(Task goal): Beneath this task is a listing; retype all of it exactly.

Figure data in JSON
****************

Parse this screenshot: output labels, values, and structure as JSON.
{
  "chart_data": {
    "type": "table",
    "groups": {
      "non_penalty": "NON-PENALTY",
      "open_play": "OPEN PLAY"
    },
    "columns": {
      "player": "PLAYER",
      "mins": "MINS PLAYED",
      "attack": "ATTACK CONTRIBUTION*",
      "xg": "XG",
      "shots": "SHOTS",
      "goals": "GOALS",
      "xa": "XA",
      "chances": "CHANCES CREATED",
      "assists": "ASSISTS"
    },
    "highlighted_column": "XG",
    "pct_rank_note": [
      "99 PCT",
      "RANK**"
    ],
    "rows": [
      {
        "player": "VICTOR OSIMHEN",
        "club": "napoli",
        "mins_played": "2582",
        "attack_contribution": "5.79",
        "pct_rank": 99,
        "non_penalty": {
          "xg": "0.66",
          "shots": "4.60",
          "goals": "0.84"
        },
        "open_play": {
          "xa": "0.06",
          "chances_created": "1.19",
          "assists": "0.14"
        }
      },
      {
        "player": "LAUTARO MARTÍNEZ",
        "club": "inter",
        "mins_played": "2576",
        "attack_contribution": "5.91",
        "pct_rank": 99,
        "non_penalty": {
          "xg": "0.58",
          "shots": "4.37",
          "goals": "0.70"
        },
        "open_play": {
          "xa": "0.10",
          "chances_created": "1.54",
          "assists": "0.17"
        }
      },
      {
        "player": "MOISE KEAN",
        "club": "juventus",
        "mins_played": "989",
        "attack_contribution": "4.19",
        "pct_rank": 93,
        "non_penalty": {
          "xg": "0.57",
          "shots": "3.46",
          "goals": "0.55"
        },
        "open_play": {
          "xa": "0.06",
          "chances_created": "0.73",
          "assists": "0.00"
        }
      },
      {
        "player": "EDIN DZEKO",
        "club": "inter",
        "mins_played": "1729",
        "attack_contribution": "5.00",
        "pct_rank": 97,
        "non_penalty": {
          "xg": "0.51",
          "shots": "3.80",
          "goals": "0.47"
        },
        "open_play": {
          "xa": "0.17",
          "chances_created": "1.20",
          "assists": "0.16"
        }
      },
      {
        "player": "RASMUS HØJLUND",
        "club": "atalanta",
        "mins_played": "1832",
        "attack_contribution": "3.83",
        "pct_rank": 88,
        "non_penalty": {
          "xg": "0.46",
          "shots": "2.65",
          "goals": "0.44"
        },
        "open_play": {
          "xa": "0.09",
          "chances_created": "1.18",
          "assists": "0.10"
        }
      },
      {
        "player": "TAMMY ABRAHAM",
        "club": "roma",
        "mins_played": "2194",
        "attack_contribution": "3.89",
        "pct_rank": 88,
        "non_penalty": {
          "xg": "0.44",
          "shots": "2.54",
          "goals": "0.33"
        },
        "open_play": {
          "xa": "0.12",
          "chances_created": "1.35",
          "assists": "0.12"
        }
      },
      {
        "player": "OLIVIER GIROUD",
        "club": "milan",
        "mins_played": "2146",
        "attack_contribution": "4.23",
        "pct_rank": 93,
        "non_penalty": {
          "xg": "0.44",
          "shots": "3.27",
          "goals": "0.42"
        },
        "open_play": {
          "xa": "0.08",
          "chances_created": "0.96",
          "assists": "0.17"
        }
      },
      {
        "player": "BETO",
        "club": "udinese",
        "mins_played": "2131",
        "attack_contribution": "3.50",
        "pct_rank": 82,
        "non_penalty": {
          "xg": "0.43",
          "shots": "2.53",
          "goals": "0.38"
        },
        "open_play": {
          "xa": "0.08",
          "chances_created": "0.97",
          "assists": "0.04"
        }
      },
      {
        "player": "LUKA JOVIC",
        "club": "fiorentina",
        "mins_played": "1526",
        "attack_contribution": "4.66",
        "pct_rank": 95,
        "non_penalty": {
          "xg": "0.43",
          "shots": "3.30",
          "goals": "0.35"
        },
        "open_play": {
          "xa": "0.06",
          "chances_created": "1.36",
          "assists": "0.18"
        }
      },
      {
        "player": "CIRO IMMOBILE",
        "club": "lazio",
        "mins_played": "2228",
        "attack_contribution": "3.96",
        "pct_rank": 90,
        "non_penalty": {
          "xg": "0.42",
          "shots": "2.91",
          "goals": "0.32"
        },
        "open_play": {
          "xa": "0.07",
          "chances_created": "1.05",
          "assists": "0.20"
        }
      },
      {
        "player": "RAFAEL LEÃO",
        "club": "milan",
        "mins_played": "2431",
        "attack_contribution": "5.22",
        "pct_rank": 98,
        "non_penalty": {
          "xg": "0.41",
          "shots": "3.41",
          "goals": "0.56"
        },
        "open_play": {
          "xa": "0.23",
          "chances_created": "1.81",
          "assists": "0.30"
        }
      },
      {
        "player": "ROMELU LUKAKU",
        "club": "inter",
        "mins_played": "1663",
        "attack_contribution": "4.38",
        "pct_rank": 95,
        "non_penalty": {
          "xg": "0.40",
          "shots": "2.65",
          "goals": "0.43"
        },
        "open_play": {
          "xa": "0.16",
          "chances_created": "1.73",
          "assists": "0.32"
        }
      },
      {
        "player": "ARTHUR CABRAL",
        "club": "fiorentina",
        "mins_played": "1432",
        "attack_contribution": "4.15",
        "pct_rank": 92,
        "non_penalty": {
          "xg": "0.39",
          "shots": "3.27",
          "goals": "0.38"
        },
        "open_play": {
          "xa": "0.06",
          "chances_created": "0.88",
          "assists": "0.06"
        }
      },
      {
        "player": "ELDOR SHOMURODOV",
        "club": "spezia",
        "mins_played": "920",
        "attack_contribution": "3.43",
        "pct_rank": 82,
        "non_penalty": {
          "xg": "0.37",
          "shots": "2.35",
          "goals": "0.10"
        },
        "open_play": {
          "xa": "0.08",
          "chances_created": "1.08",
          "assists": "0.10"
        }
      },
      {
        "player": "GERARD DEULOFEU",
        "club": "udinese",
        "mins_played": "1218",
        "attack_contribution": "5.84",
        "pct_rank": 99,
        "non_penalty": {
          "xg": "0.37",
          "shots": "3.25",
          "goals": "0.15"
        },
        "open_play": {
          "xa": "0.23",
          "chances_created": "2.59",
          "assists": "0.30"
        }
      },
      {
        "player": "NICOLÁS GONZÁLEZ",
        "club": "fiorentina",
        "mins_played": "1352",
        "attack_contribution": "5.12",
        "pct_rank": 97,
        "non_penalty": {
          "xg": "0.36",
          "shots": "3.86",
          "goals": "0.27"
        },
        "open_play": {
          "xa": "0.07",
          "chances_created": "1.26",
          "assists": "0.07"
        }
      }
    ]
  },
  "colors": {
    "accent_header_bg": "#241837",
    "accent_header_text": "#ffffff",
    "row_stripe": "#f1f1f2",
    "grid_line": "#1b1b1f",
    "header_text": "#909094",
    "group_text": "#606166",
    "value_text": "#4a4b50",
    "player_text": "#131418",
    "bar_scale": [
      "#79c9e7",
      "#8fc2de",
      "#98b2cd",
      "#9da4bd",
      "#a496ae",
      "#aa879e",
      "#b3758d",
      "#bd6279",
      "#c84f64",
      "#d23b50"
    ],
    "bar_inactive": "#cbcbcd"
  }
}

****************

(Task result):
Parse this screenshot: output labels, values, and structure as JSON.
{
  "chart_data": {
    "type": "table",
    "groups": {
      "non_penalty": "NON-PENALTY",
      "open_play": "OPEN PLAY"
    },
    "columns": {
      "player": "PLAYER",
      "mins": "MINS PLAYED",
      "attack": "ATTACK CONTRIBUTION*",
      "xg": "XG",
      "shots": "SHOTS",
      "goals": "GOALS",
      "xa": "XA",
      "chances": "CHANCES CREATED",
      "assists": "ASSISTS"
    },
    "highlighted_column": "XG",
    "pct_rank_note": [
      "99 PCT",
      "RANK**"
    ],
    "rows": [
      {
        "player": "VICTOR OSIMHEN",
        "club": "napoli",
        "mins_played": "2582",
        "attack_contribution": "5.79",
        "pct_rank": 99,
        "non_penalty": {
          "xg": "0.66",
          "shots": "4.60",
          "goals": "0.84"
        },
        "open_play": {
          "xa": "0.06",
          "chances_created": "1.19",
          "assists": "0.14"
        }
      },
      {
        "player": "LAUTARO MARTÍNEZ",
        "club": "inter",
        "mins_played": "2576",
        "attack_contribution": "5.91",
        "pct_rank": 99,
        "non_penalty": {
          "xg": "0.58",
          "shots": "4.37",
          "goals": "0.70"
        },
        "open_play": {
          "xa": "0.10",
          "chances_created": "1.54",
          "assists": "0.17"
        }
      },
      {
        "player": "MOISE KEAN",
        "club": "juventus",
        "mins_played": "989",
        "attack_contribution": "4.19",
        "pct_rank": 93,
        "non_penalty": {
          "xg": "0.57",
          "shots": "3.46",
          "goals": "0.55"
        },
        "open_play": {
          "xa": "0.06",
          "chances_created": "0.73",
          "assists": "0.00"
        }
      },
      {
        "player": "EDIN DZEKO",
        "club": "inter",
        "mins_played": "1729",
        "attack_contribution": "5.00",
        "pct_rank": 97,
        "non_penalty": {
          "xg": "0.51",
          "shots": "3.80",
          "goals": "0.47"
        },
        "open_play": {
          "xa": "0.17",
          "chances_created": "1.20",
          "assists": "0.16"
        }
      },
      {
        "player": "RASMUS HØJLUND",
        "club": "atalanta",
        "mins_played": "1832",
        "attack_contribution": "3.83",
        "pct_rank": 88,
        "non_penalty": {
          "xg": "0.46",
          "shots": "2.65",
          "goals": "0.44"
        },
        "open_play": {
          "xa": "0.09",
          "chances_created": "1.18",
          "assists": "0.10"
        }
      },
      {
        "player": "TAMMY ABRAHAM",
        "club": "roma",
        "mins_played": "2194",
        "attack_contribution": "3.89",
        "pct_rank": 88,
        "non_penalty": {
          "xg": "0.44",
          "shots": "2.54",
          "goals": "0.33"
        },
        "open_play": {
          "xa": "0.12",
          "chances_created": "1.35",
          "assists": "0.12"
        }
      },
      {
        "player": "OLIVIER GIROUD",
        "club": "milan",
        "mins_played": "2146",
        "attack_contribution": "4.23",
        "pct_rank": 93,
        "non_penalty": {
          "xg": "0.44",
          "shots": "3.27",
          "goals": "0.42"
        },
        "open_play": {
          "xa": "0.08",
          "chances_created": "0.96",
          "assists": "0.17"
        }
      },
      {
        "player": "BETO",
        "club": "udinese",
        "mins_played": "2131",
        "attack_contribution": "3.50",
        "pct_rank": 82,
        "non_penalty": {
          "xg": "0.43",
          "shots": "2.53",
          "goals": "0.38"
        },
        "open_play": {
          "xa": "0.08",
          "chances_created": "0.97",
          "assists": "0.04"
        }
      },
      {
        "player": "LUKA JOVIC",
        "club": "fiorentina",
        "mins_played": "1526",
        "attack_contribution": "4.66",
        "pct_rank": 95,
        "non_penalty": {
          "xg": "0.43",
          "shots": "3.30",
          "goals": "0.35"
        },
        "open_play": {
          "xa": "0.06",
          "chances_created": "1.36",
          "assists": "0.18"
        }
      },
      {
        "player": "CIRO IMMOBILE",
        "club": "lazio",
        "mins_played": "2228",
        "attack_contribution": "3.96",
        "pct_rank": 90,
        "non_penalty": {
          "xg": "0.42",
          "shots": "2.91",
          "goals": "0.32"
        },
        "open_play": {
          "xa": "0.07",
          "chances_created": "1.05",
          "assists": "0.20"
        }
      },
      {
        "player": "RAFAEL LEÃO",
        "club": "milan",
        "mins_played": "2431",
        "attack_contribution": "5.22",
        "pct_rank": 98,
        "non_penalty": {
          "xg": "0.41",
          "shots": "3.41",
          "goals": "0.56"
        },
        "open_play": {
          "xa": "0.23",
          "chances_created": "1.81",
          "assists": "0.30"
        }
      },
      {
        "player": "ROMELU LUKAKU",
        "club": "inter",
        "mins_played": "1663",
        "attack_contribution": "4.38",
        "pct_rank": 95,
        "non_penalty": {
          "xg": "0.40",
          "shots": "2.65",
          "goals": "0.43"
        },
        "open_play": {
          "xa": "0.16",
          "chances_created": "1.73",
          "assists": "0.32"
        }
      },
      {
        "player": "ARTHUR CABRAL",
        "club": "fiorentina",
        "mins_played": "1432",
        "attack_contribution": "4.15",
        "pct_rank": 92,
        "non_penalty": {
          "xg": "0.39",
          "shots": "3.27",
          "goals": "0.38"
        },
        "open_play": {
          "xa": "0.06",
          "chances_created": "0.88",
          "assists": "0.06"
        }
      },
      {
        "player": "ELDOR SHOMURODOV",
        "club": "spezia",
        "mins_played": "920",
        "attack_contribution": "3.43",
        "pct_rank": 82,
        "non_penalty": {
          "xg": "0.37",
          "shots": "2.35",
          "goals": "0.10"
        },
        "open_play": {
          "xa": "0.08",
          "chances_created": "1.08",
          "assists": "0.10"
        }
      },
      {
        "player": "GERARD DEULOFEU",
        "club": "udinese",
        "mins_played": "1218",
        "attack_contribution": "5.84",
        "pct_rank": 99,
        "non_penalty": {
          "xg": "0.37",
          "shots": "3.25",
          "goals": "0.15"
        },
        "open_play": {
          "xa": "0.23",
          "chances_created": "2.59",
          "assists": "0.30"
        }
      },
      {
        "player": "NICOLÁS GONZÁLEZ",
        "club": "fiorentina",
        "mins_played": "1352",
        "attack_contribution": "5.12",
        "pct_rank": 97,
        "non_penalty": {
          "xg": "0.36",
          "shots": "3.86",
          "goals": "0.27"
        },
        "open_play": {
          "xa": "0.07",
          "chances_created": "1.26",
          "assists": "0.07"
        }
      }
    ]
  },
  "colors": {
    "accent_header_bg": "#241837",
    "accent_header_text": "#ffffff",
    "row_stripe": "#f1f1f2",
    "grid_line": "#1b1b1f",
    "header_text": "#909094",
    "group_text": "#606166",
    "value_text": "#4a4b50",
    "player_text": "#131418",
    "bar_scale": [
      "#79c9e7",
      "#8fc2de",
      "#98b2cd",
      "#9da4bd",
      "#a496ae",
      "#aa879e",
      "#b3758d",
      "#bd6279",
      "#c84f64",
      "#d23b50"
    ],
    "bar_inactive": "#cbcbcd"
  }
}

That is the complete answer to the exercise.